Your task is to copy every record exactly.

# # #

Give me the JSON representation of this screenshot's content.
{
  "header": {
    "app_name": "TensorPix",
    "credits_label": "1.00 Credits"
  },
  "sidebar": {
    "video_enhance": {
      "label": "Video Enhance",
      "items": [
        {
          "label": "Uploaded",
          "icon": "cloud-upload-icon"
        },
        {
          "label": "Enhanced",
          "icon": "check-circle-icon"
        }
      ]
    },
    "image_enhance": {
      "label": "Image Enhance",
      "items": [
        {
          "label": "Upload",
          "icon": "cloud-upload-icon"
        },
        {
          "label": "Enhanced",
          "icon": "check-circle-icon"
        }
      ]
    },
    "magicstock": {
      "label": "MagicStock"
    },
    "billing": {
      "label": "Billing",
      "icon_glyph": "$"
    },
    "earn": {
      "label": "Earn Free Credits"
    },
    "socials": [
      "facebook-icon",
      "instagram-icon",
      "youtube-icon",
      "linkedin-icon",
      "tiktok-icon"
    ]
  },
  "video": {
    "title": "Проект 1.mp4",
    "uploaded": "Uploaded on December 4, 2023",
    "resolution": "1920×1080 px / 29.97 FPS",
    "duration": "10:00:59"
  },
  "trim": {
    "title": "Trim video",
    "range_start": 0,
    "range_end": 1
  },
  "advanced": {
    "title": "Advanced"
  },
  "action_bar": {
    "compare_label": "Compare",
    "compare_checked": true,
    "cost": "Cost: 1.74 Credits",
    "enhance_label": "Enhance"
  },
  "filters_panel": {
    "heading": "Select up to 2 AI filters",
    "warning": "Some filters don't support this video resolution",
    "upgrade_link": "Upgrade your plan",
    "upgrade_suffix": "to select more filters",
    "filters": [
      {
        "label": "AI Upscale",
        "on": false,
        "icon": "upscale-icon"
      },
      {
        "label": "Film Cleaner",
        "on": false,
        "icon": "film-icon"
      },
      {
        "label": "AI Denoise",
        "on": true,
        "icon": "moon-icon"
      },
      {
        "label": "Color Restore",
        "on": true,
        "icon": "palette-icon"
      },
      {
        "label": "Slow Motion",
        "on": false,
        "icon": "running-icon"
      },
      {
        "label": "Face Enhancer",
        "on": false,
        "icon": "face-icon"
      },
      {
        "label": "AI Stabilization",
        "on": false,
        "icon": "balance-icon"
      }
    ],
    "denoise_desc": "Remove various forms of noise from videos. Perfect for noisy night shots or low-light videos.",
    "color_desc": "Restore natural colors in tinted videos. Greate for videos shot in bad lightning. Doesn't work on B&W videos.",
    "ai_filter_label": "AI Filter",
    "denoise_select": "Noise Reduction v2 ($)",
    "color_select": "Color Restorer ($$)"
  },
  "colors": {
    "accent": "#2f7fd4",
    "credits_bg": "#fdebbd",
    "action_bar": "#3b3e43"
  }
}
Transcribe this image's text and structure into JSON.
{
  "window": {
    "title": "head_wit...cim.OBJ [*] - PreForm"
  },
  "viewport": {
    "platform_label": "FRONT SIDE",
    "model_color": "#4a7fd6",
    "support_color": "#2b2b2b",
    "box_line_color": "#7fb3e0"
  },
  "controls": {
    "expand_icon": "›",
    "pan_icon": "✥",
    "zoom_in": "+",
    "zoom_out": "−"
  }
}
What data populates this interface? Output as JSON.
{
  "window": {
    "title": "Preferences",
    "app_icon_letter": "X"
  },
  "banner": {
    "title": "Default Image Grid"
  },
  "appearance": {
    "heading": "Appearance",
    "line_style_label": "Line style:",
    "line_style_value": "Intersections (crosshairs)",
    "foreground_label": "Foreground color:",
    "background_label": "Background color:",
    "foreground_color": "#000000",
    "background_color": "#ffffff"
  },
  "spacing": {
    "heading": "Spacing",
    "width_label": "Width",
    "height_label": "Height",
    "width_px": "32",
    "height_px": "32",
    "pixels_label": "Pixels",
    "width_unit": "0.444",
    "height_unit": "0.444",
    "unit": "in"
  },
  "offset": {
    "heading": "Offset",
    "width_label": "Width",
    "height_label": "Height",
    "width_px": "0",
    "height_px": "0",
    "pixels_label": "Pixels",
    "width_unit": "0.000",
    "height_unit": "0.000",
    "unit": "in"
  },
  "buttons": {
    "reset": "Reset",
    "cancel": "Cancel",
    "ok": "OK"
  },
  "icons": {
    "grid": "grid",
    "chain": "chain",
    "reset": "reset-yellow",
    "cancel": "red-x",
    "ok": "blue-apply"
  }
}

# # #

◆ OUTPUT FOR THIS EXERCISE
Give me the JSON representation of this screenshot's content.
{
  "header": {
    "app_name": "TensorPix",
    "credits_label": "1.00 Credits"
  },
  "sidebar": {
    "video_enhance": {
      "label": "Video Enhance",
      "items": [
        {
          "label": "Uploaded",
          "icon": "cloud-upload-icon"
        },
        {
          "label": "Enhanced",
          "icon": "check-circle-icon"
        }
      ]
    },
    "image_enhance": {
      "label": "Image Enhance",
      "items": [
        {
          "label": "Upload",
          "icon": "cloud-upload-icon"
        },
        {
          "label": "Enhanced",
          "icon": "check-circle-icon"
        }
      ]
    },
    "magicstock": {
      "label": "MagicStock"
    },
    "billing": {
      "label": "Billing",
      "icon_glyph": "$"
    },
    "earn": {
      "label": "Earn Free Credits"
    },
    "socials": [
      "facebook-icon",
      "instagram-icon",
      "youtube-icon",
      "linkedin-icon",
      "tiktok-icon"
    ]
  },
  "video": {
    "title": "Проект 1.mp4",
    "uploaded": "Uploaded on December 4, 2023",
    "resolution": "1920×1080 px / 29.97 FPS",
    "duration": "10:00:59"
  },
  "trim": {
    "title": "Trim video",
    "range_start": 0,
    "range_end": 1
  },
  "advanced": {
    "title": "Advanced"
  },
  "action_bar": {
    "compare_label": "Compare",
    "compare_checked": true,
    "cost": "Cost: 1.74 Credits",
    "enhance_label": "Enhance"
  },
  "filters_panel": {
    "heading": "Select up to 2 AI filters",
    "warning": "Some filters don't support this video resolution",
    "upgrade_link": "Upgrade your plan",
    "upgrade_suffix": "to select more filters",
    "filters": [
      {
        "label": "AI Upscale",
        "on": false,
        "icon": "upscale-icon"
      },
      {
        "label": "Film Cleaner",
        "on": false,
        "icon": "film-icon"
      },
      {
        "label": "AI Denoise",
        "on": true,
        "icon": "moon-icon"
      },
      {
        "label": "Color Restore",
        "on": true,
        "icon": "palette-icon"
      },
      {
        "label": "Slow Motion",
        "on": false,
        "icon": "running-icon"
      },
      {
        "label": "Face Enhancer",
        "on": false,
        "icon": "face-icon"
      },
      {
        "label": "AI Stabilization",
        "on": false,
        "icon": "balance-icon"
      }
    ],
    "denoise_desc": "Remove various forms of noise from videos. Perfect for noisy night shots or low-light videos.",
    "color_desc": "Restore natural colors in tinted videos. Greate for videos shot in bad lightning. Doesn't work on B&W videos.",
    "ai_filter_label": "AI Filter",
    "denoise_select": "Noise Reduction v2 ($)",
    "color_select": "Color Restorer ($$)"
  },
  "colors": {
    "accent": "#2f7fd4",
    "credits_bg": "#fdebbd",
    "action_bar": "#3b3e43"
  }
}
Transcribe this image's text and structure into JSON.
{
  "window": {
    "title": "head_wit...cim.OBJ [*] - PreForm"
  },
  "viewport": {
    "platform_label": "FRONT SIDE",
    "model_color": "#4a7fd6",
    "support_color": "#2b2b2b",
    "box_line_color": "#7fb3e0"
  },
  "controls": {
    "expand_icon": "›",
    "pan_icon": "✥",
    "zoom_in": "+",
    "zoom_out": "−"
  }
}
What data populates this interface? Output as JSON.
{
  "window": {
    "title": "Preferences",
    "app_icon_letter": "X"
  },
  "banner": {
    "title": "Default Image Grid"
  },
  "appearance": {
    "heading": "Appearance",
    "line_style_label": "Line style:",
    "line_style_value": "Intersections (crosshairs)",
    "foreground_label": "Foreground color:",
    "background_label": "Background color:",
    "foreground_color": "#000000",
    "background_color": "#ffffff"
  },
  "spacing": {
    "heading": "Spacing",
    "width_label": "Width",
    "height_label": "Height",
    "width_px": "32",
    "height_px": "32",
    "pixels_label": "Pixels",
    "width_unit": "0.444",
    "height_unit": "0.444",
    "unit": "in"
  },
  "offset": {
    "heading": "Offset",
    "width_label": "Width",
    "height_label": "Height",
    "width_px": "0",
    "height_px": "0",
    "pixels_label": "Pixels",
    "width_unit": "0.000",
    "height_unit": "0.000",
    "unit": "in"
  },
  "buttons": {
    "reset": "Reset",
    "cancel": "Cancel",
    "ok": "OK"
  },
  "icons": {
    "grid": "grid",
    "chain": "chain",
    "reset": "reset-yellow",
    "cancel": "red-x",
    "ok": "blue-apply"
  }
}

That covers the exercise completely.